▸ **Prompt**:
Every line below should be copied exactly; drop the pictures.

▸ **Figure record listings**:
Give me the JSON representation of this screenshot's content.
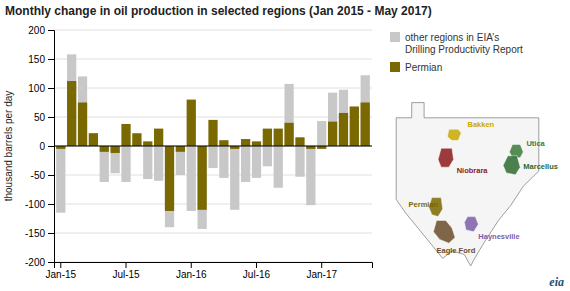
{
  "chart_data": {
    "type": "bar",
    "title": "Monthly change in oil production in selected regions (Jan 2015 - May 2017)",
    "ylabel": "thousand barrels per day",
    "categories": [
      "Jan-15",
      null,
      null,
      null,
      null,
      null,
      "Jul-15",
      null,
      null,
      null,
      null,
      null,
      "Jan-16",
      null,
      null,
      null,
      null,
      null,
      "Jul-16",
      null,
      null,
      null,
      null,
      null,
      "Jan-17",
      null,
      null,
      null,
      null
    ],
    "series": [
      {
        "name": "other regions in EIA’s\nDrilling Productivity Report",
        "color": "#c8c8c8",
        "values": [
          -115,
          158,
          120,
          22,
          -62,
          -47,
          -62,
          10,
          -57,
          -60,
          -140,
          -50,
          -112,
          -143,
          -38,
          -55,
          -110,
          -62,
          -55,
          -35,
          -72,
          107,
          -53,
          -102,
          43,
          92,
          97,
          68,
          122
        ]
      },
      {
        "name": "Permian",
        "color": "#7a6800",
        "values": [
          -5,
          112,
          75,
          22,
          -10,
          -12,
          38,
          22,
          8,
          30,
          -112,
          -10,
          80,
          -110,
          45,
          10,
          -5,
          12,
          8,
          30,
          30,
          40,
          15,
          -5,
          -5,
          42,
          57,
          68,
          75
        ]
      }
    ],
    "stacked": false,
    "ylim": [
      -200,
      200
    ],
    "yticks": [
      -200,
      -150,
      -100,
      -50,
      0,
      50,
      100,
      150,
      200
    ],
    "grid": true,
    "legend": "right",
    "annotations": [
      {
        "text": "Bakken",
        "color": "#c8a800"
      },
      {
        "text": "Niobrara",
        "color": "#8b1a1a"
      },
      {
        "text": "Utica",
        "color": "#3a7a3a"
      },
      {
        "text": "Marcellus",
        "color": "#2d6a2d"
      },
      {
        "text": "Permian",
        "color": "#7a6800"
      },
      {
        "text": "Eagle Ford",
        "color": "#6b4c2a"
      },
      {
        "text": "Haynesville",
        "color": "#7b5ea7"
      },
      {
        "text": "eia",
        "color": "#1a5276"
      }
    ]
  }
}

▸ **Written response**:
Give me the JSON representation of this screenshot's content.
{
  "chart_data": {
    "type": "bar",
    "title": "Monthly change in oil production in selected regions (Jan 2015 - May 2017)",
    "ylabel": "thousand barrels per day",
    "categories": [
      "Jan-15",
      null,
      null,
      null,
      null,
      null,
      "Jul-15",
      null,
      null,
      null,
      null,
      null,
      "Jan-16",
      null,
      null,
      null,
      null,
      null,
      "Jul-16",
      null,
      null,
      null,
      null,
      null,
      "Jan-17",
      null,
      null,
      null,
      null
    ],
    "series": [
      {
        "name": "other regions in EIA’s\nDrilling Productivity Report",
        "color": "#c8c8c8",
        "values": [
          -115,
          158,
          120,
          22,
          -62,
          -47,
          -62,
          10,
          -57,
          -60,
          -140,
          -50,
          -112,
          -143,
          -38,
          -55,
          -110,
          -62,
          -55,
          -35,
          -72,
          107,
          -53,
          -102,
          43,
          92,
          97,
          68,
          122
        ]
      },
      {
        "name": "Permian",
        "color": "#7a6800",
        "values": [
          -5,
          112,
          75,
          22,
          -10,
          -12,
          38,
          22,
          8,
          30,
          -112,
          -10,
          80,
          -110,
          45,
          10,
          -5,
          12,
          8,
          30,
          30,
          40,
          15,
          -5,
          -5,
          42,
          57,
          68,
          75
        ]
      }
    ],
    "stacked": false,
    "ylim": [
      -200,
      200
    ],
    "yticks": [
      -200,
      -150,
      -100,
      -50,
      0,
      50,
      100,
      150,
      200
    ],
    "grid": true,
    "legend": "right",
    "annotations": [
      {
        "text": "Bakken",
        "color": "#c8a800"
      },
      {
        "text": "Niobrara",
        "color": "#8b1a1a"
      },
      {
        "text": "Utica",
        "color": "#3a7a3a"
      },
      {
        "text": "Marcellus",
        "color": "#2d6a2d"
      },
      {
        "text": "Permian",
        "color": "#7a6800"
      },
      {
        "text": "Eagle Ford",
        "color": "#6b4c2a"
      },
      {
        "text": "Haynesville",
        "color": "#7b5ea7"
      },
      {
        "text": "eia",
        "color": "#1a5276"
      }
    ]
  }
}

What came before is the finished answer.